▶ Document passage:
=======

Instructions to Transfer Agent. On each date that Shares are to be issued to a Holder pursuant to this Note:
|·||the Corporation shall transmit the appropriate instructions by e-mail to the Corporation’s transfer agent and the share certificates representing such Shares shall be delivered by such transfer agent to each Holder within ten (10) days of the Determination Date; and|
|·||the Corporation shall provide each Holder with a copy of such instructions to the transfer agent together with a calculation showing the determination of the number of such Shares to be so issued.|
Payment of Cash in Lieu of Shares. In the event that, or for any reason whatsoever, the issuance of Shares as provided for by this Note is not possible and/or not executed, the Corporation shall pay to each Holder the cash equivalent as set out in Section 2.4 of the Note and such payment of cash shall fully satisfy the obligation of the Corporation pursuant to Section 2.4 of this Note.
Events of Default; Acceleration of Payment
Acceleration and Enforcement. Upon the occurrence and during the continuance of an Event of Default, a Holder may demand payment of all unpaid cash and unissued Shares to be paid or issued pursuant to the Note.
Notice. The Corporation shall promptly notify the Holder of any facts that may give rise to an Event of Default or any facts that may give rise to any event which, with notice or lapse of time or both, would constitute an Event of Default under this Note.

=======

▶ Apply what you read:
[A] According to the note excerpt, within how many days of the Determination Date must the transfer agent deliver the share certificates to each Holder?
[B] Carry the note excerpt forward from its final sentence, in the same formal legal style.

=======

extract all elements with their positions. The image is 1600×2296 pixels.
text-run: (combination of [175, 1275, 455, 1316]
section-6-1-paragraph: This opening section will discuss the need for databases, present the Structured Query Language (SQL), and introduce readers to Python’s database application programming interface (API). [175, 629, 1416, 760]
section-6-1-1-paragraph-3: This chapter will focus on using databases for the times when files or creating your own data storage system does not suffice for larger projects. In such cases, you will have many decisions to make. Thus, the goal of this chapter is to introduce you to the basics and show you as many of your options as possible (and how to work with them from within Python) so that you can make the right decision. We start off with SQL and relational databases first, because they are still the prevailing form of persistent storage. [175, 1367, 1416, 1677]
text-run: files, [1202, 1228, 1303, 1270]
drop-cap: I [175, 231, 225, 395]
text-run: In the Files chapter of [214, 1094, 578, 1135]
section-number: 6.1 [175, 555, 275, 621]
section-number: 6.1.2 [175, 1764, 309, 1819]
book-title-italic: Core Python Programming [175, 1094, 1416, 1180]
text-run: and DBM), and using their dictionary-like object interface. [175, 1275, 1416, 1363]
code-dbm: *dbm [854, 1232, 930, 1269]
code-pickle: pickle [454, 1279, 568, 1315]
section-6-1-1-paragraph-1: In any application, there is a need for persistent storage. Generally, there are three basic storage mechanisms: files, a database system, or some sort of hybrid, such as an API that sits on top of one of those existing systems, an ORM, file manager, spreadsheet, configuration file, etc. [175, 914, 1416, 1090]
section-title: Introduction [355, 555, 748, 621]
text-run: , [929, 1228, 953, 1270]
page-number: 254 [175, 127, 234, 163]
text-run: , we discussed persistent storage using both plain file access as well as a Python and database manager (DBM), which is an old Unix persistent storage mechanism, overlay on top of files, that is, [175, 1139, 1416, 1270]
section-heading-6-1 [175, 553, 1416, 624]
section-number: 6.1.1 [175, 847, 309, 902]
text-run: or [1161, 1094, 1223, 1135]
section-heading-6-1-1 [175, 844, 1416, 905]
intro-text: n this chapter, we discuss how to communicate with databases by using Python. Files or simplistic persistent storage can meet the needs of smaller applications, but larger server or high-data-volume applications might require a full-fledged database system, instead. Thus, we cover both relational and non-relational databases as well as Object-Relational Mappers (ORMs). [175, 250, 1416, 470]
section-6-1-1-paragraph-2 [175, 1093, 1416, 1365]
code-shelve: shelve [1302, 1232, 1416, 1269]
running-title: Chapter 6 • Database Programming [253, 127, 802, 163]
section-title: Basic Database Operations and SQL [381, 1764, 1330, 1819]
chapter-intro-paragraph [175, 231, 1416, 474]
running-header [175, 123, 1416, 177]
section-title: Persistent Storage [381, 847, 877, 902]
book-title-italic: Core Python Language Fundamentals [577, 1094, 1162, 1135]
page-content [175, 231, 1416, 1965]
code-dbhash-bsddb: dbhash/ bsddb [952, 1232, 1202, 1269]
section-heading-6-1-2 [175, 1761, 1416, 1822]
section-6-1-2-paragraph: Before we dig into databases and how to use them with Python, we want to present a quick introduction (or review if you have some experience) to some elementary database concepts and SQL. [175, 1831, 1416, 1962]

=======

▶ Written responses:
[A] Within ten (10) days of the Determination Date.

[B]
Waiver. Upon the occurrence and during the continuance of any Event of Default hereunder, a Holder shall have the power to waive any Event of Default.
No Security. This Note is an unsecured debt obligation of the Corporation.
Notice shall be served on a Holder or on the Corporation, respectively, by delivering it by hand or sending it by e-mail or other means of recorded electronic transmission addressed as set out below. Each Holder and the Corporation agrees to send written notification to the other parties of any change of address. Any notice so delivered shall be deemed to have been given on the date of delivery to the person to whom it is addressed or if sent by e-mail or other means of recorded electronic transmission, shall be deemed to have been given when sent if sent by 4:30 p.m. on a Business Day, otherwise it shall be deemed to have been received on the following Business Day.
E-mail notice to the Corporation:
E-mail notice to Luca Pasquini:
E-mail notice to Alessandro Bronzuoli:
E-mail notice to Gabriele Peroni:
E-mail notice to Stefano Volo:
E-mail notice to Giovanni Pasquinelli:
This Note may be modified or amended only if the parties hereto so agree in writing.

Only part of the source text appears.